#### [Work to do]
Show all lines holding "충진처리가".

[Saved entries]
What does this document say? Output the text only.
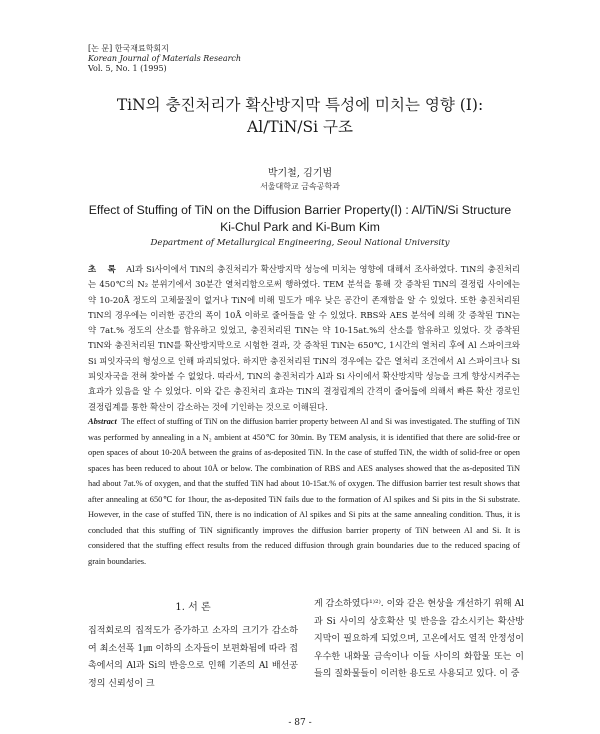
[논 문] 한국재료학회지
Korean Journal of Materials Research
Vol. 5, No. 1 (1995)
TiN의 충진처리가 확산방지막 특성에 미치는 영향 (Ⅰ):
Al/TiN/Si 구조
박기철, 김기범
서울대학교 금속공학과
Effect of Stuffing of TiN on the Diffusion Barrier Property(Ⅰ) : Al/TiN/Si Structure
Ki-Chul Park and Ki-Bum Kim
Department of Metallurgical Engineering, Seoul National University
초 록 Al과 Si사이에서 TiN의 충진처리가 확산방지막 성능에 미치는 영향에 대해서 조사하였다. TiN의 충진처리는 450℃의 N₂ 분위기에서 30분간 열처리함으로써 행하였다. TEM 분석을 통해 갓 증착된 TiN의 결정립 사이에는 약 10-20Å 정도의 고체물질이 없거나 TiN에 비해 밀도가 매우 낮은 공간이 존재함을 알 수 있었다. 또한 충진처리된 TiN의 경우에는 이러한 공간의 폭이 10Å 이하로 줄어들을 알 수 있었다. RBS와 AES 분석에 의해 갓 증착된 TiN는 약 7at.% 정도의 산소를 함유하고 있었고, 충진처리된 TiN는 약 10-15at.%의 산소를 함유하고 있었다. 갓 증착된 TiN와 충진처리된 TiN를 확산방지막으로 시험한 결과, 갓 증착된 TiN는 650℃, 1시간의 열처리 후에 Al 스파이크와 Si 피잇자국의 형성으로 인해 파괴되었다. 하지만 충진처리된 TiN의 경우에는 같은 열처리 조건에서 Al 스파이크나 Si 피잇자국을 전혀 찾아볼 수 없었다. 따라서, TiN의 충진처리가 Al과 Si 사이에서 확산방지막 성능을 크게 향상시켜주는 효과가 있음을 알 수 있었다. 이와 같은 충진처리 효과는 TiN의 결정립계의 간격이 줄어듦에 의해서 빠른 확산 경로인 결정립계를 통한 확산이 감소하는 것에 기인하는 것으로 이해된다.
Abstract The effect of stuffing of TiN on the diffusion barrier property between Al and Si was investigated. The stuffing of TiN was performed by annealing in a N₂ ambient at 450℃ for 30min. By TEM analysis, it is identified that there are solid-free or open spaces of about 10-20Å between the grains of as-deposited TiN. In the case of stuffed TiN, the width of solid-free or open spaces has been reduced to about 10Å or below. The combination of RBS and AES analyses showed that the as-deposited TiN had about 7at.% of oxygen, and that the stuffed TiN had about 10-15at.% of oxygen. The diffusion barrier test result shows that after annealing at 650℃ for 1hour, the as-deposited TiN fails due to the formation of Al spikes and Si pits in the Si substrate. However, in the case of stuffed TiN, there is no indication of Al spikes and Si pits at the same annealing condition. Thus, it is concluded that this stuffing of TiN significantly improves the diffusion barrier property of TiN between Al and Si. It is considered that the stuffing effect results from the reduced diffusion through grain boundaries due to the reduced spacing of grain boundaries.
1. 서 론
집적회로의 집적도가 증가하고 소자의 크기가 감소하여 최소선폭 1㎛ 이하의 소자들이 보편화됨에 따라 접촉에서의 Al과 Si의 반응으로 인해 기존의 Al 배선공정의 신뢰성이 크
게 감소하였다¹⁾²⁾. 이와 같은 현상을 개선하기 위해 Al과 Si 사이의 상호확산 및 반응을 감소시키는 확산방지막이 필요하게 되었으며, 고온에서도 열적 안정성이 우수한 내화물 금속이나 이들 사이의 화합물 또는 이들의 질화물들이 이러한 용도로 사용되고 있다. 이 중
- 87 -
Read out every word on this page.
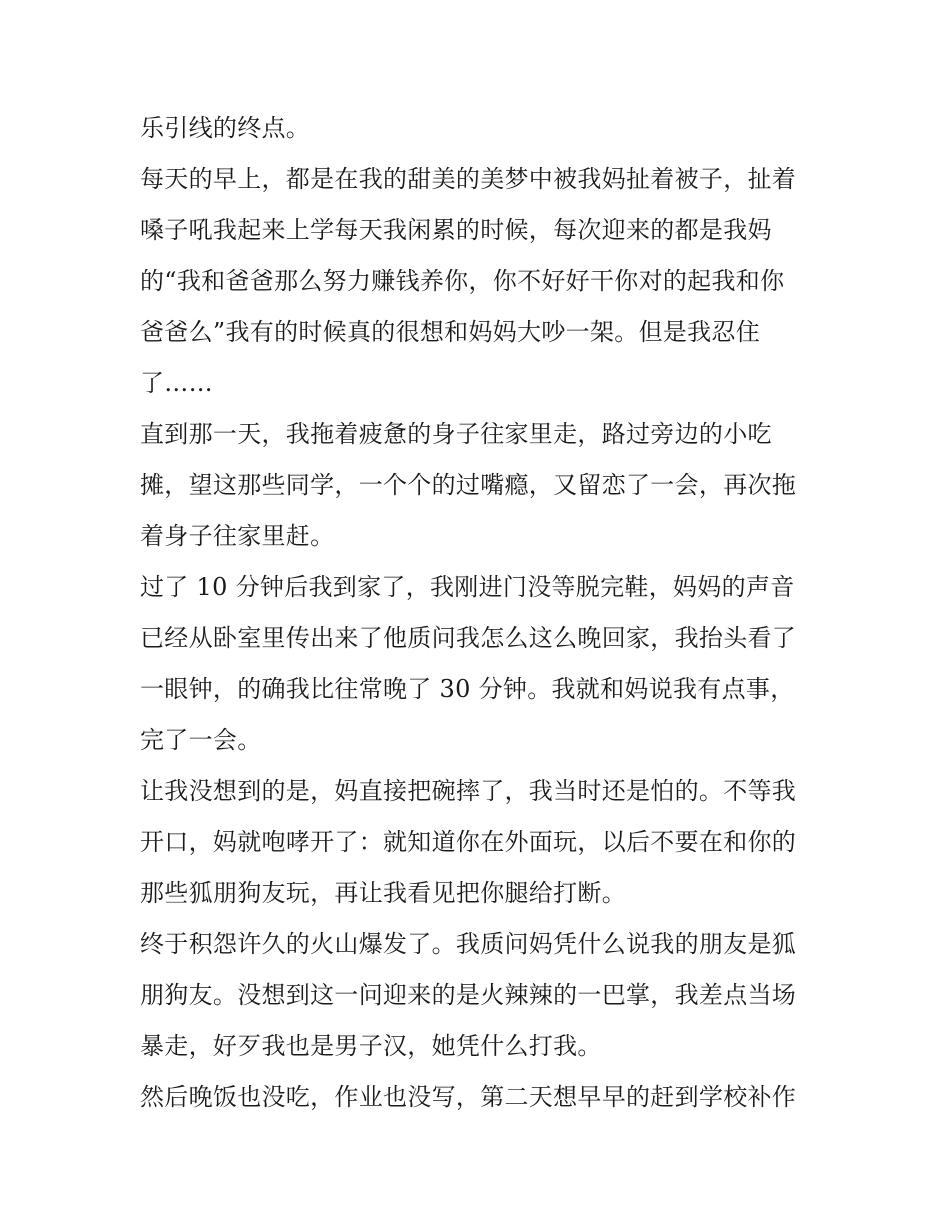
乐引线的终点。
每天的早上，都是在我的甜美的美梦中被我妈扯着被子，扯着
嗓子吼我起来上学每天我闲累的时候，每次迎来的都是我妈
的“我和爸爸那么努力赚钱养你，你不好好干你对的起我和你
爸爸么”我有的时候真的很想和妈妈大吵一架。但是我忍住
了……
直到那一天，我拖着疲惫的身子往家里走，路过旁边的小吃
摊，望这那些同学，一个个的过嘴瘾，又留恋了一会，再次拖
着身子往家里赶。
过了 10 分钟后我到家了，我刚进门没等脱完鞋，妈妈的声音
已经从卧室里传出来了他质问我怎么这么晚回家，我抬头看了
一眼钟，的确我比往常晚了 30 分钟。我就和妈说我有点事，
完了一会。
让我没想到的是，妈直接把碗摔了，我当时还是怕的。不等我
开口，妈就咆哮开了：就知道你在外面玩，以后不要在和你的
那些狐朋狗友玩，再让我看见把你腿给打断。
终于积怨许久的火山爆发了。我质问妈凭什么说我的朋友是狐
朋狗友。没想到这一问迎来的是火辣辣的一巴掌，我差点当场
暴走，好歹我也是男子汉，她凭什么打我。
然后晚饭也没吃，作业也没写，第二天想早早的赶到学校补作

#### [Response to the exercise]
TiN의 충진처리가 확산방지막 특성에 미치는 영향 (Ⅰ):
초 록 Al과 Si사이에서 TiN의 충진처리가 확산방지막 성능에 미치는 영향에 대해서 조사하였다. TiN의 충진처리는 450℃의 N₂ 분위기에서 30분간 열처리함으로써 행하였다. TEM 분석을 통해 갓 증착된 TiN의 결정립 사이에는 약 10-20Å 정도의 고체물질이 없거나 TiN에 비해 밀도가 매우 낮은 공간이 존재함을 알 수 있었다. 또한 충진처리된 TiN의 경우에는 이러한 공간의 폭이 10Å 이하로 줄어들을 알 수 있었다. RBS와 AES 분석에 의해 갓 증착된 TiN는 약 7at.% 정도의 산소를 함유하고 있었고, 충진처리된 TiN는 약 10-15at.%의 산소를 함유하고 있었다. 갓 증착된 TiN와 충진처리된 TiN를 확산방지막으로 시험한 결과, 갓 증착된 TiN는 650℃, 1시간의 열처리 후에 Al 스파이크와 Si 피잇자국의 형성으로 인해 파괴되었다. 하지만 충진처리된 TiN의 경우에는 같은 열처리 조건에서 Al 스파이크나 Si 피잇자국을 전혀 찾아볼 수 없었다. 따라서, TiN의 충진처리가 Al과 Si 사이에서 확산방지막 성능을 크게 향상시켜주는 효과가 있음을 알 수 있었다. 이와 같은 충진처리 효과는 TiN의 결정립계의 간격이 줄어듦에 의해서 빠른 확산 경로인 결정립계를 통한 확산이 감소하는 것에 기인하는 것으로 이해된다.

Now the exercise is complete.